## WHAT NEEDS TO BE DONE
Please update the lines from the start of the items through the line containing "309, 536, 329]", swapping "empty-cell" for "blank-cell" and changing nothing else.

Records from a collection
* * * * * * * * *
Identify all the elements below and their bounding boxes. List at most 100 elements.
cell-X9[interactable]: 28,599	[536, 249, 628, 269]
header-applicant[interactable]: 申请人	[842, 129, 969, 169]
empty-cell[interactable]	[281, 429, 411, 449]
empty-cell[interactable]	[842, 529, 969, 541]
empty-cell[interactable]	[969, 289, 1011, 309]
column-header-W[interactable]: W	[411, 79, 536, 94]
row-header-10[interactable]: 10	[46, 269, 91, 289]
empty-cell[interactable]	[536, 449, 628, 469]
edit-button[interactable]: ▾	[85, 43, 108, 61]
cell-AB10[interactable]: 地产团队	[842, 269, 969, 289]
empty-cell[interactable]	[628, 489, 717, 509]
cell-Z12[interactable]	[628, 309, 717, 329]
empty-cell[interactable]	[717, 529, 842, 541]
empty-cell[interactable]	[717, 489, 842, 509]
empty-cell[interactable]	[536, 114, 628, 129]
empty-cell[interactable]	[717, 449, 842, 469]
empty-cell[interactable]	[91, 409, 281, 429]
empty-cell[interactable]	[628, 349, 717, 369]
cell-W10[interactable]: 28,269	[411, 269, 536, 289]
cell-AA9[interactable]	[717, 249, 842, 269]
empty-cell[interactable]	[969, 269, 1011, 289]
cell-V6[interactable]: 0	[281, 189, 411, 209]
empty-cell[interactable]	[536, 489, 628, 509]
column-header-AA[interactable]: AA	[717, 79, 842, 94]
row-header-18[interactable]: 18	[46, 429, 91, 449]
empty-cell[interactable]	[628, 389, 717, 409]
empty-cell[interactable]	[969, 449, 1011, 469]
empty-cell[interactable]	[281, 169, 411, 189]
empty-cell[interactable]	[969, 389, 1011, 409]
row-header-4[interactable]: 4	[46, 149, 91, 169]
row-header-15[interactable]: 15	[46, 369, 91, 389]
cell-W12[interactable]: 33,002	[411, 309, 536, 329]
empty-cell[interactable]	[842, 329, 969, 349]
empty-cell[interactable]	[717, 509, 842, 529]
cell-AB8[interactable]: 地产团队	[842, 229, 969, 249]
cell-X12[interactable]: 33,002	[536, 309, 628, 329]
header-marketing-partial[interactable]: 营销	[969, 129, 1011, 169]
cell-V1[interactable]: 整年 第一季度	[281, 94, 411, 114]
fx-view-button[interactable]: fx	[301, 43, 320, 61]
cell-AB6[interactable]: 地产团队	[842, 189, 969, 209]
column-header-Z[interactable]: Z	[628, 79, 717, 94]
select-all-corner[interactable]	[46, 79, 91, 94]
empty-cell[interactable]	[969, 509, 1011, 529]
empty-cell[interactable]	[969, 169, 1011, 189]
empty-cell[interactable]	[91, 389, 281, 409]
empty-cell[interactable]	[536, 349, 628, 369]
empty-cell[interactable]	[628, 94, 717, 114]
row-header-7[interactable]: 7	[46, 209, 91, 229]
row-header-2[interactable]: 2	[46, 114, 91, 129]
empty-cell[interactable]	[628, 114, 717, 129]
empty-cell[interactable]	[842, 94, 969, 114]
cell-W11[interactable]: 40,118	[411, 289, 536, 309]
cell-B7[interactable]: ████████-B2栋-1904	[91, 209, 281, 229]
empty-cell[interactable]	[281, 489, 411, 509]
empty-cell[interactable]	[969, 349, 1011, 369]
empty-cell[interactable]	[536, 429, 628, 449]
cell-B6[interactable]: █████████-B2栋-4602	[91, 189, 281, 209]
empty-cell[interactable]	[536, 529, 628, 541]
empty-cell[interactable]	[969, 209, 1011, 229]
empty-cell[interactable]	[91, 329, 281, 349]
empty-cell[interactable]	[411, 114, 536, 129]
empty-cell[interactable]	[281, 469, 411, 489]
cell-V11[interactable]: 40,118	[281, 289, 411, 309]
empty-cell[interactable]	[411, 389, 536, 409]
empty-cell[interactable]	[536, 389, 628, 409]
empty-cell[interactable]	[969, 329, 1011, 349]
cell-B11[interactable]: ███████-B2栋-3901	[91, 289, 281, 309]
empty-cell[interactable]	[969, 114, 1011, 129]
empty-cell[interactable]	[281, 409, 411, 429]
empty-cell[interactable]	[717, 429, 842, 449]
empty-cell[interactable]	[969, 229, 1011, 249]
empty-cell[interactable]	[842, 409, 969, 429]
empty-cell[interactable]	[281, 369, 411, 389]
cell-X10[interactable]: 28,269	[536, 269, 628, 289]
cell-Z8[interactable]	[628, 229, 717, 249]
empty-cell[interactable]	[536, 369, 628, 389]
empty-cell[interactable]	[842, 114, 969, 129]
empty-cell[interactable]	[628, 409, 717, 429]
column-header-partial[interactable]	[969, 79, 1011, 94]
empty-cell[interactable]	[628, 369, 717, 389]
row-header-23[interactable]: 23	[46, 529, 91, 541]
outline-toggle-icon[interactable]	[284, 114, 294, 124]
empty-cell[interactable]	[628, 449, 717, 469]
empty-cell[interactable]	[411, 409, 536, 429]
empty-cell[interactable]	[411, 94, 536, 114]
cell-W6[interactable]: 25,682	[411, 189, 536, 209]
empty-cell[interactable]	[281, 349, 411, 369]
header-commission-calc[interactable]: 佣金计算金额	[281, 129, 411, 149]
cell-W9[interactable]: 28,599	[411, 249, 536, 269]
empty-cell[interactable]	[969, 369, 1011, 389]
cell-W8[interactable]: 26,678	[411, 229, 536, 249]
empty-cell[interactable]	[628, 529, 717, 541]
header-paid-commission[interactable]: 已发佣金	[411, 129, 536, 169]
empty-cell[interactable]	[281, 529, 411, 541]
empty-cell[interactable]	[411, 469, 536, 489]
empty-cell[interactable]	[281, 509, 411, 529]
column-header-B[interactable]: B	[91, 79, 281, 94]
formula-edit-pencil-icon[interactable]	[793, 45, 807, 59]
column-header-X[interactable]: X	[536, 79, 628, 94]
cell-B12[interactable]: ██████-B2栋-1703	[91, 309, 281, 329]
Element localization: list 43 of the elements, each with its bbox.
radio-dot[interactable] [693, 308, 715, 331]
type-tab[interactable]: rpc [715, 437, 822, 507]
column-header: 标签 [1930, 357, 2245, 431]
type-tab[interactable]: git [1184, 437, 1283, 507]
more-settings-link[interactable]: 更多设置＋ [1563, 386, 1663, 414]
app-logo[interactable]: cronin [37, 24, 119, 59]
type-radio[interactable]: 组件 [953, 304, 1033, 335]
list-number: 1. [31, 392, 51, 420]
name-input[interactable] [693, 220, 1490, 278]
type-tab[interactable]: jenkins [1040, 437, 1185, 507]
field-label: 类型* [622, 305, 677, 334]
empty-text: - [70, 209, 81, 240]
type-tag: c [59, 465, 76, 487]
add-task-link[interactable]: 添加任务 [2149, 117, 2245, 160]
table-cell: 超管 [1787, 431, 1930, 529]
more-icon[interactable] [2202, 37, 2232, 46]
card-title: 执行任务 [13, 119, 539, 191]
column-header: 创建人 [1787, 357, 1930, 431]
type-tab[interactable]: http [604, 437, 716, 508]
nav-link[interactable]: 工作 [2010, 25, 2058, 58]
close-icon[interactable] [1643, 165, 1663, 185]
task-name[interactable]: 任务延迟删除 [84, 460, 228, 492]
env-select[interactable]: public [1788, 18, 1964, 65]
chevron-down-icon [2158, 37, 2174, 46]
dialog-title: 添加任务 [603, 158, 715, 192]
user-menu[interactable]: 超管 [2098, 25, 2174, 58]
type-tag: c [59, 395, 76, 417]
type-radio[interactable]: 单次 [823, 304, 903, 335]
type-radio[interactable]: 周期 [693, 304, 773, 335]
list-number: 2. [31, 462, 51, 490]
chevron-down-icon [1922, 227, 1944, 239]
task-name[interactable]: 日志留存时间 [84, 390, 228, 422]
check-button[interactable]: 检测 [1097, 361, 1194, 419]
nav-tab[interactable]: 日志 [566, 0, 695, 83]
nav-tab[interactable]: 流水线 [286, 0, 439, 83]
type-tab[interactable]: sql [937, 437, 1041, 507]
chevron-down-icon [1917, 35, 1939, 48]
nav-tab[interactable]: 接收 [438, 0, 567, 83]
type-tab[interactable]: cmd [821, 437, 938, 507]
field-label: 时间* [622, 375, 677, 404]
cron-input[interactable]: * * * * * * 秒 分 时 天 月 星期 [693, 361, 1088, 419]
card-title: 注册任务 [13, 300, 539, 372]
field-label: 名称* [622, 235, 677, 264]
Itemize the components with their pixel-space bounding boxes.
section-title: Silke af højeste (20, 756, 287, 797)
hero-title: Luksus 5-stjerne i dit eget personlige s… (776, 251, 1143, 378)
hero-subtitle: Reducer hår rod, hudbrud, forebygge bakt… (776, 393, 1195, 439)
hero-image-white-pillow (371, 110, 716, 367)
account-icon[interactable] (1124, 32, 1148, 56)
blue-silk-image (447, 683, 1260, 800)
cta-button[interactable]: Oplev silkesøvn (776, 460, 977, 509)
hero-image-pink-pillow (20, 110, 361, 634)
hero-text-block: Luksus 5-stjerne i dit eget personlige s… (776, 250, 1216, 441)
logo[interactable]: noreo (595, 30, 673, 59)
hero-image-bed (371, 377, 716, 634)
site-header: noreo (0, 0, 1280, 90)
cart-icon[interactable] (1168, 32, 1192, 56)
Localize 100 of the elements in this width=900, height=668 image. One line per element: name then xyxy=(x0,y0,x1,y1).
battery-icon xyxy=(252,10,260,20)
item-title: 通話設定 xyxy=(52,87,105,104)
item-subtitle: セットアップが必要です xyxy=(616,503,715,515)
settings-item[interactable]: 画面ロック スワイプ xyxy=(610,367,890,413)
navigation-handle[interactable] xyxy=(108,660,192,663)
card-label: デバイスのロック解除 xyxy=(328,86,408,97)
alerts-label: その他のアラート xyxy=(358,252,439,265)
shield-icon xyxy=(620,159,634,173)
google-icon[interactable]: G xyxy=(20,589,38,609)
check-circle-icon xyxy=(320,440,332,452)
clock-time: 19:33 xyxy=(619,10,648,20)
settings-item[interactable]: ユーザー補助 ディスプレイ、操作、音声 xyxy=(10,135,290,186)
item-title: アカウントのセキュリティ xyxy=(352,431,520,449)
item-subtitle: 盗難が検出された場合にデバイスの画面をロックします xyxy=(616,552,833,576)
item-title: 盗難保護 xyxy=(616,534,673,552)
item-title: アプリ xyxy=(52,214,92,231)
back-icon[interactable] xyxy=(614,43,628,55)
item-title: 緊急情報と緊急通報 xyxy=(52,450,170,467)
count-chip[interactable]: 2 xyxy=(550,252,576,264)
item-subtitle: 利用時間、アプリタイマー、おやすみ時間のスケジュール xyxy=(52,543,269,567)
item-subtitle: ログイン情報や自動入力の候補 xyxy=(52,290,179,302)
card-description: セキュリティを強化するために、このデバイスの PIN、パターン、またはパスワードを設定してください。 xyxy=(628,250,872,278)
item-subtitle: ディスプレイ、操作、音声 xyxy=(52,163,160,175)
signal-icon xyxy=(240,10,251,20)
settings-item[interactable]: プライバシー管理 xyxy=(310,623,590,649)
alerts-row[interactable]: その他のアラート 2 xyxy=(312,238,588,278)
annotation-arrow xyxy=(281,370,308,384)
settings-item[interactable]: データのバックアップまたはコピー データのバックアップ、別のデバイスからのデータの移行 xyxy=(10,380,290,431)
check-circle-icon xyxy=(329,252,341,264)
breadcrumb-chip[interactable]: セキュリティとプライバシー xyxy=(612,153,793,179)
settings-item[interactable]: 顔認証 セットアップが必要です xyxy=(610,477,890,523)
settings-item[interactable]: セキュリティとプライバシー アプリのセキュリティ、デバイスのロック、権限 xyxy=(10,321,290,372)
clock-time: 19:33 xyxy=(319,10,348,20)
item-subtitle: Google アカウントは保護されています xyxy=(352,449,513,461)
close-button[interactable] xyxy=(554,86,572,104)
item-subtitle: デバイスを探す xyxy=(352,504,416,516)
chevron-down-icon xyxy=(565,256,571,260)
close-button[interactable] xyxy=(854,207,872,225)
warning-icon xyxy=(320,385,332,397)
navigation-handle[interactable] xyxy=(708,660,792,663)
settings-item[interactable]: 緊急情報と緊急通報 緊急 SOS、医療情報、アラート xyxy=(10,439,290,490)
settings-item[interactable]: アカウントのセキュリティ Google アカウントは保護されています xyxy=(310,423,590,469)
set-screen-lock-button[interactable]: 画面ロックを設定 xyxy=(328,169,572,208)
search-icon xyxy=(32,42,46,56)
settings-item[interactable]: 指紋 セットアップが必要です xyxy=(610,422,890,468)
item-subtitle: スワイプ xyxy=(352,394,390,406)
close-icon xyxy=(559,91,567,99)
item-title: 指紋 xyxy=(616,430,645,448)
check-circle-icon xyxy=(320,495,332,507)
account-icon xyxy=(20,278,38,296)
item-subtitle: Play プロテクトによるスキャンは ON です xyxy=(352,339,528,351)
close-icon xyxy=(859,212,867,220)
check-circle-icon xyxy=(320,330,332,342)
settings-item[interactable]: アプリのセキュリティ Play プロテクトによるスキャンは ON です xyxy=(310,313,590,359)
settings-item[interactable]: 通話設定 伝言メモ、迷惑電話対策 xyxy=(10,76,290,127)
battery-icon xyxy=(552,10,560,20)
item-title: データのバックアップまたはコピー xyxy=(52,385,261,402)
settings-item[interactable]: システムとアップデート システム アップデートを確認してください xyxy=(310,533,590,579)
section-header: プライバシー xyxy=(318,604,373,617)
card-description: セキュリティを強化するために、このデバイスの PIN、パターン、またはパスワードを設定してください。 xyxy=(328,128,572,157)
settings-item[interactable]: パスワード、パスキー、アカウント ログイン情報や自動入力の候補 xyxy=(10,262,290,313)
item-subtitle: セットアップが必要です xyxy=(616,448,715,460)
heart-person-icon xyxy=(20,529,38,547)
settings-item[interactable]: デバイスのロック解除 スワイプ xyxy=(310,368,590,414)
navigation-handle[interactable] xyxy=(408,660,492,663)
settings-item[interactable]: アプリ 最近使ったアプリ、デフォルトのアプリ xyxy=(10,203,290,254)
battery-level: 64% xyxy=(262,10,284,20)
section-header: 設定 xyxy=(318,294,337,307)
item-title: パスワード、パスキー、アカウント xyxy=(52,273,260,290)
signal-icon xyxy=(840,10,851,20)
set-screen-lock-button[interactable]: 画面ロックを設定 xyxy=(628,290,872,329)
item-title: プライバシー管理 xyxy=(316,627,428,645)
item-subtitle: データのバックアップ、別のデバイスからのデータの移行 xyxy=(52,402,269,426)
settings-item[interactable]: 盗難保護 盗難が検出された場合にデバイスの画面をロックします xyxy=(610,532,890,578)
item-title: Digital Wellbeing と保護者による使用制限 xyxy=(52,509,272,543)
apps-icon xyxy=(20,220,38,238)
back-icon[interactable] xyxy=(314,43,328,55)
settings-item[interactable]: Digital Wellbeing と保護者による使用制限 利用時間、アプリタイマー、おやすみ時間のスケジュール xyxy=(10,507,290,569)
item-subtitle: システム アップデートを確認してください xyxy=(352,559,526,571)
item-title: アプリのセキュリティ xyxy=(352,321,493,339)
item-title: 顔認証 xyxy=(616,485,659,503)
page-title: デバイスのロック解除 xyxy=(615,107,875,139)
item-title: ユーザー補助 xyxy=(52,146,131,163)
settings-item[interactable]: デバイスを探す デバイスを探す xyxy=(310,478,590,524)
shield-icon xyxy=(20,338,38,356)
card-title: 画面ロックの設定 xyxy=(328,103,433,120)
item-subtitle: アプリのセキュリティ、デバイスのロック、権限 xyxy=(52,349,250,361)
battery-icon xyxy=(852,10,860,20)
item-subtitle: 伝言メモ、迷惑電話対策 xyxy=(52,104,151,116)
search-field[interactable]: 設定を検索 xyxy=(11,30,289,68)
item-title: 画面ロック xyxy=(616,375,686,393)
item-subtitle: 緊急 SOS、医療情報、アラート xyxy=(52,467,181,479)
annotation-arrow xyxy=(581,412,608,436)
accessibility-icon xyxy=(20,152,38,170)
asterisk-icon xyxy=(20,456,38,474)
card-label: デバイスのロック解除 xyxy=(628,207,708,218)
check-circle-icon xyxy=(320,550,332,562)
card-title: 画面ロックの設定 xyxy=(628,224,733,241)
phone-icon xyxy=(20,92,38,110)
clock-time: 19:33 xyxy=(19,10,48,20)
* * * * * * * * *
## WRITTEN ANSWER
Identify all the elements below and their bounding boxes. List at most 100 elements.
cell-X9[interactable]: 28,599	[536, 249, 628, 269]
header-applicant[interactable]: 申请人	[842, 129, 969, 169]
blank-cell[interactable]	[281, 429, 411, 449]
blank-cell[interactable]	[842, 529, 969, 541]
blank-cell[interactable]	[969, 289, 1011, 309]
column-header-W[interactable]: W	[411, 79, 536, 94]
row-header-10[interactable]: 10	[46, 269, 91, 289]
blank-cell[interactable]	[536, 449, 628, 469]
edit-button[interactable]: ▾	[85, 43, 108, 61]
cell-AB10[interactable]: 地产团队	[842, 269, 969, 289]
blank-cell[interactable]	[628, 489, 717, 509]
cell-Z12[interactable]	[628, 309, 717, 329]
blank-cell[interactable]	[717, 529, 842, 541]
blank-cell[interactable]	[717, 489, 842, 509]
blank-cell[interactable]	[536, 114, 628, 129]
blank-cell[interactable]	[717, 449, 842, 469]
blank-cell[interactable]	[91, 409, 281, 429]
blank-cell[interactable]	[628, 349, 717, 369]
cell-W10[interactable]: 28,269	[411, 269, 536, 289]
cell-AA9[interactable]	[717, 249, 842, 269]
blank-cell[interactable]	[969, 269, 1011, 289]
cell-V6[interactable]: 0	[281, 189, 411, 209]
blank-cell[interactable]	[536, 489, 628, 509]
column-header-AA[interactable]: AA	[717, 79, 842, 94]
row-header-18[interactable]: 18	[46, 429, 91, 449]
blank-cell[interactable]	[628, 389, 717, 409]
blank-cell[interactable]	[969, 449, 1011, 469]
blank-cell[interactable]	[281, 169, 411, 189]
blank-cell[interactable]	[969, 389, 1011, 409]
row-header-4[interactable]: 4	[46, 149, 91, 169]
row-header-15[interactable]: 15	[46, 369, 91, 389]
cell-W12[interactable]: 33,002	[411, 309, 536, 329]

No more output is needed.